#### [Exercise description]
Copy out all the lines where "жизни" shows up.

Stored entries
**********
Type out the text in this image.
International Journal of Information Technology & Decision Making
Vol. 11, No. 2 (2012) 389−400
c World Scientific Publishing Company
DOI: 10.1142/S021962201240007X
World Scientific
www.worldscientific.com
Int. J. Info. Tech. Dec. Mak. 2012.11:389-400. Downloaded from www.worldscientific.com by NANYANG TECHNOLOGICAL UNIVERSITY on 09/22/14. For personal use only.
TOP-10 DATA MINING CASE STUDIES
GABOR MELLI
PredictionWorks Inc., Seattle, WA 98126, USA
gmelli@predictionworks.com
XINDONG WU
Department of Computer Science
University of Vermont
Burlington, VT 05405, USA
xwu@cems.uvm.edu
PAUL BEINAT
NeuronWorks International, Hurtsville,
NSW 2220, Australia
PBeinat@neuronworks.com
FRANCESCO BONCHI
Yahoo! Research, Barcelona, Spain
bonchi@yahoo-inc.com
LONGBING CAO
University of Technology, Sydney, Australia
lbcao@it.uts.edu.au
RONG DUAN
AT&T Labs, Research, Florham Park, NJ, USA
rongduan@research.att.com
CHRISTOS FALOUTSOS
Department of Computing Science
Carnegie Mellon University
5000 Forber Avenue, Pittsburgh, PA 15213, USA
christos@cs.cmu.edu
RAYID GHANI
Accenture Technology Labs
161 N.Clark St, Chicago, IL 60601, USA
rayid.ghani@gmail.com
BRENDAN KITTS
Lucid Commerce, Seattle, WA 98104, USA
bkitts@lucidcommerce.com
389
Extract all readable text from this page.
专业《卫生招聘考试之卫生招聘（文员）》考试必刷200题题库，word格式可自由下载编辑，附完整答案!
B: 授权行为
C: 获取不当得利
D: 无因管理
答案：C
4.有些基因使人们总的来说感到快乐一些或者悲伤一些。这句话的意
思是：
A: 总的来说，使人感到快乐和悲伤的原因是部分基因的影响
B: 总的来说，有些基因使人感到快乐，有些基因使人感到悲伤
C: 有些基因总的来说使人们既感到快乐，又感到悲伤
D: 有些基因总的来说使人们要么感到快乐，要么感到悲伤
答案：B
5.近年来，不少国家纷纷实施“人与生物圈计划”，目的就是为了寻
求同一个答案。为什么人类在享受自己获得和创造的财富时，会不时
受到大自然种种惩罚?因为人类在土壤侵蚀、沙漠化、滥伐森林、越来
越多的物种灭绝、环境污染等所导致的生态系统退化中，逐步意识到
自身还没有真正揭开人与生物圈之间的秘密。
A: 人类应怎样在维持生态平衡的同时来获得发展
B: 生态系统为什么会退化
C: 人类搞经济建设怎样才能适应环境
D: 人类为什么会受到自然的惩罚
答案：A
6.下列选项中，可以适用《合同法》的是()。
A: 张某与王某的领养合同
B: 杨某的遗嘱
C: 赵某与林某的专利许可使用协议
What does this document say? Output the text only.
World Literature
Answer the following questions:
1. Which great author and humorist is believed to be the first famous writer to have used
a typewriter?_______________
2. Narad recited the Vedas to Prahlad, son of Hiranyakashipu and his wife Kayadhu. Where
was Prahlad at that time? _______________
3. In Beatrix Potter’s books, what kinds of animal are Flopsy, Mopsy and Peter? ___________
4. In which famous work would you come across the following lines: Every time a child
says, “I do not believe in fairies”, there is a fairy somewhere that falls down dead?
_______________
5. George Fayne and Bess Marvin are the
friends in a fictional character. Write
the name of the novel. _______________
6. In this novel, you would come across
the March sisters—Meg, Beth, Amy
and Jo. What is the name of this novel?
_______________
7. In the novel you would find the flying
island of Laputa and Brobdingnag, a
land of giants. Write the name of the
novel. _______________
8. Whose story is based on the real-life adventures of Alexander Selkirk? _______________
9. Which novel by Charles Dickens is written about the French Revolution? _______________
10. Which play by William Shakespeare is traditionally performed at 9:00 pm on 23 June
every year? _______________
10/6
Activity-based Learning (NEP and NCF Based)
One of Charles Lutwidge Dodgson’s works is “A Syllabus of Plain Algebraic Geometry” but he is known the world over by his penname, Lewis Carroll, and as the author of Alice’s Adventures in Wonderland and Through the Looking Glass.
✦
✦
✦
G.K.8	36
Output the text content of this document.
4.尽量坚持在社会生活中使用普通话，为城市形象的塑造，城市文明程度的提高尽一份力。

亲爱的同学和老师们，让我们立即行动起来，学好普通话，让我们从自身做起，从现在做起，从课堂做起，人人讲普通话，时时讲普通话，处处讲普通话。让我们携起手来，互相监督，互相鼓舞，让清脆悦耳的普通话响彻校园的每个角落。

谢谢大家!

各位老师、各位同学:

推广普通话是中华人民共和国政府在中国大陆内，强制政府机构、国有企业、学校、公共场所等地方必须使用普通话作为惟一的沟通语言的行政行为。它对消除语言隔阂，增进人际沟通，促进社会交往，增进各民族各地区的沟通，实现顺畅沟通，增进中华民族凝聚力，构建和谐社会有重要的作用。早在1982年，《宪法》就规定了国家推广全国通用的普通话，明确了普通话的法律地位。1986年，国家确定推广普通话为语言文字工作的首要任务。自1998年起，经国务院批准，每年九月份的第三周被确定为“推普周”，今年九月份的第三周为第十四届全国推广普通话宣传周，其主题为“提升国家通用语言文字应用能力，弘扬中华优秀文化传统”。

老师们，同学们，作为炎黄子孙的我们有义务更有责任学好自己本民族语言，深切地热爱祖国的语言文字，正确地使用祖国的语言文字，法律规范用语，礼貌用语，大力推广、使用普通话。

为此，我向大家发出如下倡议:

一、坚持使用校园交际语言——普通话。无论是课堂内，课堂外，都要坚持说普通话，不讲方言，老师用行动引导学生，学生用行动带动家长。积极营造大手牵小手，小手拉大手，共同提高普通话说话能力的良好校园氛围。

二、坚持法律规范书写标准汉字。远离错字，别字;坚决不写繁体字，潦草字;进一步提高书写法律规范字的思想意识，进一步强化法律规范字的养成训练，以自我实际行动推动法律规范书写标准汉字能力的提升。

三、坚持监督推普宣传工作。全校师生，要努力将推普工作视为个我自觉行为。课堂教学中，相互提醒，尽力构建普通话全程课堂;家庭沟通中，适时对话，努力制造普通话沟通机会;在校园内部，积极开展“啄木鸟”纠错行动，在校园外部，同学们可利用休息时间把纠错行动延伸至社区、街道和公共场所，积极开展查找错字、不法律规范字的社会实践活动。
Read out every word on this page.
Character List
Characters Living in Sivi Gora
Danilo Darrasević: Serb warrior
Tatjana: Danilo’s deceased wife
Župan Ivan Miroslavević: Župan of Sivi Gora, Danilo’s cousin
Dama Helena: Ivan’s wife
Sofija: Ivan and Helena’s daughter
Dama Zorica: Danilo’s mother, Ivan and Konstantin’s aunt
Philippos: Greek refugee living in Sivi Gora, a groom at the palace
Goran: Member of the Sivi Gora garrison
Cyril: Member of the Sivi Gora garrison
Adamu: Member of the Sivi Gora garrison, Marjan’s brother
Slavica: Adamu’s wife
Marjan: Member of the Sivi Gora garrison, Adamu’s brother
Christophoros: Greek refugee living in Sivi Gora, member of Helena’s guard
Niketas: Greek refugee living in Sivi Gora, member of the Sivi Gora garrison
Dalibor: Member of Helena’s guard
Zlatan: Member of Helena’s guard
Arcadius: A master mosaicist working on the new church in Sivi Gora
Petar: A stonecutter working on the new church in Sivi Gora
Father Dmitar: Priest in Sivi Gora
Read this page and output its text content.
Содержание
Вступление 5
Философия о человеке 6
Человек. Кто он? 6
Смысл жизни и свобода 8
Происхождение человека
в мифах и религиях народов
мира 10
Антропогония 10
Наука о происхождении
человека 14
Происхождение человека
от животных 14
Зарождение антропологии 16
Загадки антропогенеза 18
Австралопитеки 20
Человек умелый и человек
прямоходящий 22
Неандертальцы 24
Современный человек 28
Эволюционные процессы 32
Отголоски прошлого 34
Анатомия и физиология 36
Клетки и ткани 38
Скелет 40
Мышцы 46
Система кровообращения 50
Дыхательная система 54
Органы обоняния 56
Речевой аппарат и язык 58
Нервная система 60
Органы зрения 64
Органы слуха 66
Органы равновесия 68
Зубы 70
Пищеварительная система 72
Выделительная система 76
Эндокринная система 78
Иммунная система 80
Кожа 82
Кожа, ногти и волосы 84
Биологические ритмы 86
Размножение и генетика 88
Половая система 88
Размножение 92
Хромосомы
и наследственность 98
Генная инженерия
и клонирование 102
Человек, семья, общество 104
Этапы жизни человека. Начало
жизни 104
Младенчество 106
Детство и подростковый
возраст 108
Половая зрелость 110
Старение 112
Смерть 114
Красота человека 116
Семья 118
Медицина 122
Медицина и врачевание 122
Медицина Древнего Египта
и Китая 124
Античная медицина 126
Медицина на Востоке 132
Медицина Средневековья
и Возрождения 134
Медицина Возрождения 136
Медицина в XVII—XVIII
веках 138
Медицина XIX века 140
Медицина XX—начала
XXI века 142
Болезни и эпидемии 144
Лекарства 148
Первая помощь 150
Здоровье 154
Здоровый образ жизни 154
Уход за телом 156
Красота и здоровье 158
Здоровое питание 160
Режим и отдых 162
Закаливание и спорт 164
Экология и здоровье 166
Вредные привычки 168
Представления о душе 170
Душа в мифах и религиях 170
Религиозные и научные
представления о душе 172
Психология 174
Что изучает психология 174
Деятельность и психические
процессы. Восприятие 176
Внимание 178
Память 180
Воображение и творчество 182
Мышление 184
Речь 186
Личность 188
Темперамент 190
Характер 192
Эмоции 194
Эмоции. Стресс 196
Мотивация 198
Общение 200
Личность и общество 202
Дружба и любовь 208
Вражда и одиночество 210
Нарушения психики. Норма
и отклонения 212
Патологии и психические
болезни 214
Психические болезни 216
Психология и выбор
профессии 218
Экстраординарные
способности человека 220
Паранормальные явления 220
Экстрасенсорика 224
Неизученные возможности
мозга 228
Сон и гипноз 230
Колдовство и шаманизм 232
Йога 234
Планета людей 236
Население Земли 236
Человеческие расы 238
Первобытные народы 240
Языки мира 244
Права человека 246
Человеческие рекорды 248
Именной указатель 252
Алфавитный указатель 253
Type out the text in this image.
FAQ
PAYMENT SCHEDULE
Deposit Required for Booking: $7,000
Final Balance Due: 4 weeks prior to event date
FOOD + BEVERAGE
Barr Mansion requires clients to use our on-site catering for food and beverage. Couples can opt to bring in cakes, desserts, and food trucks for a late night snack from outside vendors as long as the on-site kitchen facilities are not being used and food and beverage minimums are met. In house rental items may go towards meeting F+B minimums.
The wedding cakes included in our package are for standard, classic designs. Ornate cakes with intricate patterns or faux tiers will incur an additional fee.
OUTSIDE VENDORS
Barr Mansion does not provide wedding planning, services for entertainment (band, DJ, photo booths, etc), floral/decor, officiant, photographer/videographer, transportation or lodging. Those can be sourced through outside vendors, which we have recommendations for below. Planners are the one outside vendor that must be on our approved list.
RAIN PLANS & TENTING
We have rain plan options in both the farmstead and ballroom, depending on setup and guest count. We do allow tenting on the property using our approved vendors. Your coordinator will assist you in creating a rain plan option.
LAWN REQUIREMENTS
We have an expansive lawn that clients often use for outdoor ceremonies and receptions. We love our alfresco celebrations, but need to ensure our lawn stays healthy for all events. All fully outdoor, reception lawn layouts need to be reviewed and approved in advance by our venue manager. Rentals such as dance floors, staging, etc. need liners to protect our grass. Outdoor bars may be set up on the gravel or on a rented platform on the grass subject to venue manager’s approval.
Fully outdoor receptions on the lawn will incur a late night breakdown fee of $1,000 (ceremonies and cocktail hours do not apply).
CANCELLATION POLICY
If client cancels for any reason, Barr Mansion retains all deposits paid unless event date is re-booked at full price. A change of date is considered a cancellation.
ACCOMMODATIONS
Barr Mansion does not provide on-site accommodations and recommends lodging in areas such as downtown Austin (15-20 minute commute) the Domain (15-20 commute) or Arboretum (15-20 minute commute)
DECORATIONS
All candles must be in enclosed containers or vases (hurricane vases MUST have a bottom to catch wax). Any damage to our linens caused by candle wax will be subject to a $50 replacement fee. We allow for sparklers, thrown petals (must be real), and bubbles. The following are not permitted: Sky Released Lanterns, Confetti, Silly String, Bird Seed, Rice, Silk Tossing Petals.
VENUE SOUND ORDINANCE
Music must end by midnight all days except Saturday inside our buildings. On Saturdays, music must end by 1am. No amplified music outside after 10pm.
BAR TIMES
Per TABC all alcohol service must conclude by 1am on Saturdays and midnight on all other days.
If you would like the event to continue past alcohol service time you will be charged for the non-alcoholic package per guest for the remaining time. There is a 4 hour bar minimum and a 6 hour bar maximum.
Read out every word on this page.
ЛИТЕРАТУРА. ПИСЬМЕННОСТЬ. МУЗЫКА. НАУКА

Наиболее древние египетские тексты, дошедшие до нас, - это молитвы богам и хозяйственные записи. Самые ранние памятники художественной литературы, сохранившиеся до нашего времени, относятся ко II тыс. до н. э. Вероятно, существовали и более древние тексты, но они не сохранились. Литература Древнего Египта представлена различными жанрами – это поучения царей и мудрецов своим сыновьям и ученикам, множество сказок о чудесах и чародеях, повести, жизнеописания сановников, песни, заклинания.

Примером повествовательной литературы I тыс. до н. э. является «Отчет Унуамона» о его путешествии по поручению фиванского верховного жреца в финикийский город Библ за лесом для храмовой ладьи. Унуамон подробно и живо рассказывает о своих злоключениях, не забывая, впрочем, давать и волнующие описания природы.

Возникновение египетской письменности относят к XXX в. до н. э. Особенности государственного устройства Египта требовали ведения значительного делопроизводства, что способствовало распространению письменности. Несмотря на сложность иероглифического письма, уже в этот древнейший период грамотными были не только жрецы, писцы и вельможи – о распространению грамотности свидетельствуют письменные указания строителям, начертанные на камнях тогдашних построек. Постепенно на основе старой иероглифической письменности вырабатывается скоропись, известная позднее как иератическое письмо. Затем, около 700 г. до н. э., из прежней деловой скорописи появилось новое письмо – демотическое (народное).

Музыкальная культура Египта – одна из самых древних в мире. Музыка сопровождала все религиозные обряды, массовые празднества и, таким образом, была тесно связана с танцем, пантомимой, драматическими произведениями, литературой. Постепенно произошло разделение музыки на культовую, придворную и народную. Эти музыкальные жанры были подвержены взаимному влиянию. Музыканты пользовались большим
**********
#### [Result below]
Смысл жизни и свобода 8
Этапы жизни человека. Начало
жизни 104
Здоровый образ жизни 154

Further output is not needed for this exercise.